#### INPUT MATERIAL ####

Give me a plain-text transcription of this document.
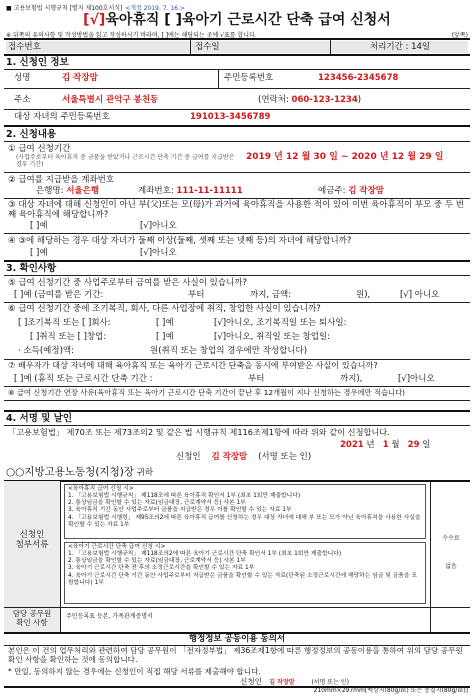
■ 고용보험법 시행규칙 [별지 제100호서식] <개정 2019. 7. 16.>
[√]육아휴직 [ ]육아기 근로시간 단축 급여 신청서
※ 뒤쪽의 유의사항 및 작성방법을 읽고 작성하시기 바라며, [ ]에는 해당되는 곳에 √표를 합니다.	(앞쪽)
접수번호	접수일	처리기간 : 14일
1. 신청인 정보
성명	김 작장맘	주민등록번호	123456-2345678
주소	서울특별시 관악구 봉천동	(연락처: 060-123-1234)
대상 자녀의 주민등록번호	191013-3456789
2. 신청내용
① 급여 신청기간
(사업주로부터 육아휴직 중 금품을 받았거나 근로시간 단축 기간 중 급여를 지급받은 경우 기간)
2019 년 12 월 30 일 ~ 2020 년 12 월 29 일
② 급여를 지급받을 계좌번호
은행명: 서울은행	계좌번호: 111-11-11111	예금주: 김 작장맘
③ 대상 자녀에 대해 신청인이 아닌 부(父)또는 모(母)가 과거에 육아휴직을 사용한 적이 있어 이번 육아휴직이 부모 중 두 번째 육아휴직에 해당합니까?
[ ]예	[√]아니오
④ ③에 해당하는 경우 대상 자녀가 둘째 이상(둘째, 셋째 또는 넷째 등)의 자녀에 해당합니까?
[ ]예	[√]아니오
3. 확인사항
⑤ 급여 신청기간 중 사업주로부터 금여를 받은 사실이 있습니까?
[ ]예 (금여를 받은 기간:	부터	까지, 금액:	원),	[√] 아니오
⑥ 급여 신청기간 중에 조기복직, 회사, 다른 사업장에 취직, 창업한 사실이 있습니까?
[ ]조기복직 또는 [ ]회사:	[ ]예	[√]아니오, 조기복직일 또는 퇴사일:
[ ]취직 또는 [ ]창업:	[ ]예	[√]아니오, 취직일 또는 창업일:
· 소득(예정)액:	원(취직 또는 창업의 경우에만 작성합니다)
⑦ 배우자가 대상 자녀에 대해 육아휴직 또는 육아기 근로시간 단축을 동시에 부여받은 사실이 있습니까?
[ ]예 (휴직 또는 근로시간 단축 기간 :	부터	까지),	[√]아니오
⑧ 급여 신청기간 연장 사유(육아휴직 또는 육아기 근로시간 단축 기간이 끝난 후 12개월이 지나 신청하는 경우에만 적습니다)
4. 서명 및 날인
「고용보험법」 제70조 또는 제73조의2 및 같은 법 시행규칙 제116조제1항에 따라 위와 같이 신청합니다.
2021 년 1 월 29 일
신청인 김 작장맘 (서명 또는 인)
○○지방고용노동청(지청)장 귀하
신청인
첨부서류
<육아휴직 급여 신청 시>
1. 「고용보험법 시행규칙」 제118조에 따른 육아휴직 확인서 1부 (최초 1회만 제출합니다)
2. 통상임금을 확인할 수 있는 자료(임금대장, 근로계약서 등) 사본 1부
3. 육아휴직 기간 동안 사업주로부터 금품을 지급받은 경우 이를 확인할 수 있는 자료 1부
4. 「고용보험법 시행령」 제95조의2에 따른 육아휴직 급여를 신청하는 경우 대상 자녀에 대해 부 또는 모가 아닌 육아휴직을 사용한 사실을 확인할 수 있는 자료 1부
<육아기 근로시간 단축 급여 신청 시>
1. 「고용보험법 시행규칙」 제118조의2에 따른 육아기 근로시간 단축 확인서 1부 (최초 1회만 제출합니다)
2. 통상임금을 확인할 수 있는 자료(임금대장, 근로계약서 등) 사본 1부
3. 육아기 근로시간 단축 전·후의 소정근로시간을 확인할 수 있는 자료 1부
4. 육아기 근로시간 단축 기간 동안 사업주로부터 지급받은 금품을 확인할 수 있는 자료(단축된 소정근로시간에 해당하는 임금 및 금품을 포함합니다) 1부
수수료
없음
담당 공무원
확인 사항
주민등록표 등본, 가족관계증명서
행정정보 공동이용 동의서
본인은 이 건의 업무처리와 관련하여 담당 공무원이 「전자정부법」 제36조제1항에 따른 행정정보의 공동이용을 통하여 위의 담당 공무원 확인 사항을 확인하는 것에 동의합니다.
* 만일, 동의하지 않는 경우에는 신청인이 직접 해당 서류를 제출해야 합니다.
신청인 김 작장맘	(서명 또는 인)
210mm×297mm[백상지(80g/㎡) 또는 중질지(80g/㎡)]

####
#### INPUT MATERIAL ####

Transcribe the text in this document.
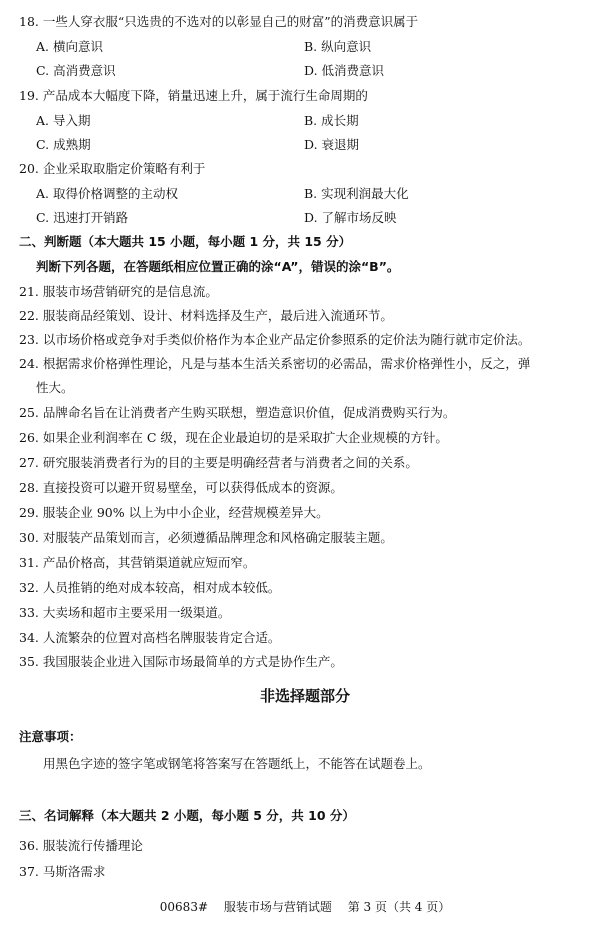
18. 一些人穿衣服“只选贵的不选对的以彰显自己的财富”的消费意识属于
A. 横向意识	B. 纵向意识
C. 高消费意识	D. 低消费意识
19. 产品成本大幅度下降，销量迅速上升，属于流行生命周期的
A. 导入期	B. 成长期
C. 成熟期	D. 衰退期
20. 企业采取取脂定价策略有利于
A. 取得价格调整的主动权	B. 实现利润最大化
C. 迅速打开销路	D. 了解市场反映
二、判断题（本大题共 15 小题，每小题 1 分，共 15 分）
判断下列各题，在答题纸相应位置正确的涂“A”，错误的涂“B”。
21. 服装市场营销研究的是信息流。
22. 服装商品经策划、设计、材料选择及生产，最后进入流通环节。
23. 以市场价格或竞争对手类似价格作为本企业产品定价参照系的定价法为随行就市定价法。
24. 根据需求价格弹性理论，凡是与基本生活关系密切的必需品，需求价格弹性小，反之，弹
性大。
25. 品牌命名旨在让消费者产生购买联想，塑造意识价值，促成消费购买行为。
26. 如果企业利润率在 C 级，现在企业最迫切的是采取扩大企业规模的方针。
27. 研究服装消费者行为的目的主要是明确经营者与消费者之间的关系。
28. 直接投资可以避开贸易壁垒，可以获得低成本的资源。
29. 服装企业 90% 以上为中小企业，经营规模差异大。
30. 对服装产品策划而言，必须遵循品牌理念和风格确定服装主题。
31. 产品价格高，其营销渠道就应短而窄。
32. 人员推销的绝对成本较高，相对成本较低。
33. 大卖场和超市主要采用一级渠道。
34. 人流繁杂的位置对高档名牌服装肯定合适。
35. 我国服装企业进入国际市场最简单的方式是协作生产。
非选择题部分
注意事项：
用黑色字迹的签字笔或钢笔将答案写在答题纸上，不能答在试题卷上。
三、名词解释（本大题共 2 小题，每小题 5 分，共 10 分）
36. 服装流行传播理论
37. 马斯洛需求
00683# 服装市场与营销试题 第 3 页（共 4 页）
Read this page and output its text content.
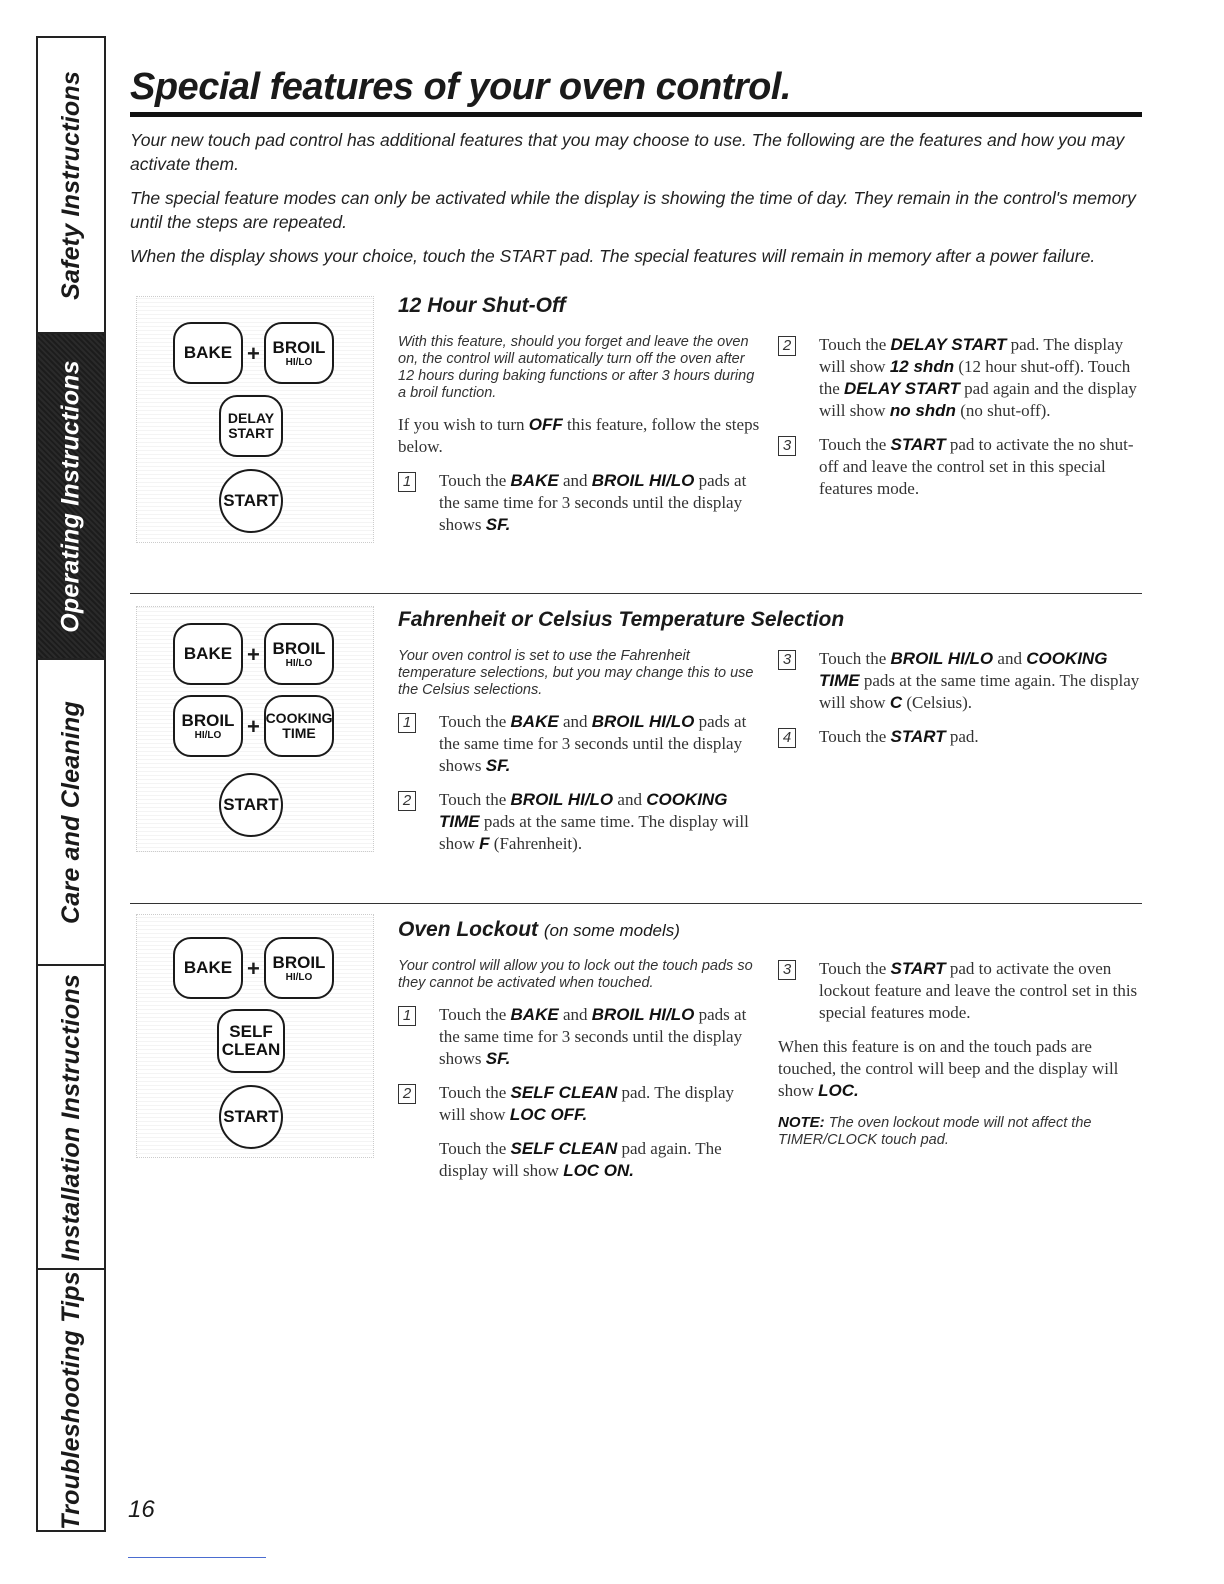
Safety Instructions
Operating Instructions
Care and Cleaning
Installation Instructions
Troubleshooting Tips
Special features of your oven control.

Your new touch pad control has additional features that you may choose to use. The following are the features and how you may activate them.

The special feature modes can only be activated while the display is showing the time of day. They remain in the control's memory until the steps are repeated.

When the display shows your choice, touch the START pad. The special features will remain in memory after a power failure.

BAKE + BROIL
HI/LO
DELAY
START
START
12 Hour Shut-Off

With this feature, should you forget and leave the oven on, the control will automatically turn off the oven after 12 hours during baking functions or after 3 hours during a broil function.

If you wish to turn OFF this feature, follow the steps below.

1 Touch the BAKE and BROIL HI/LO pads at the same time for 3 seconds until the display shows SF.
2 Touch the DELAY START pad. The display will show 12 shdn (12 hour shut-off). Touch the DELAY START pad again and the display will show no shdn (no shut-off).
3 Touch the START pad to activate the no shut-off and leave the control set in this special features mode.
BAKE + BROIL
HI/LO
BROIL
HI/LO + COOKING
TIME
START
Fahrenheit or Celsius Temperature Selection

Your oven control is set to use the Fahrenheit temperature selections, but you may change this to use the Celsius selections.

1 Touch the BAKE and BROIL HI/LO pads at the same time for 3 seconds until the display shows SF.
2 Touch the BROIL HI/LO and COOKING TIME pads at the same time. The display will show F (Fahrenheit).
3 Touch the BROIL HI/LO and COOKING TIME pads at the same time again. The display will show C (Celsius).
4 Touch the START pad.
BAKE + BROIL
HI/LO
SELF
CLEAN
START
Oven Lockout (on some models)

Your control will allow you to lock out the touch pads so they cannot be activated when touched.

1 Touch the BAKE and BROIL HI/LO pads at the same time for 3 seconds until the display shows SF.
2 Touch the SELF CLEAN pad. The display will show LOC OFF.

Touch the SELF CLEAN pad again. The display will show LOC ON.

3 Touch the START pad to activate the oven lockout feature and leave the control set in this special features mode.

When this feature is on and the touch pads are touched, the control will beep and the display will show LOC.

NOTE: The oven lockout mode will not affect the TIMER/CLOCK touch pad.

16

####

§ **WHAT IS REQUIRED**
Report all lines of the data that include the word "DELAY".

§ **SOLUTION FOR THIS EXERCISE**
DELAY
2 Touch the DELAY START pad. The display will show 12 shdn (12 hour shut-off). Touch the DELAY START pad again and the display will show no shdn (no shut-off).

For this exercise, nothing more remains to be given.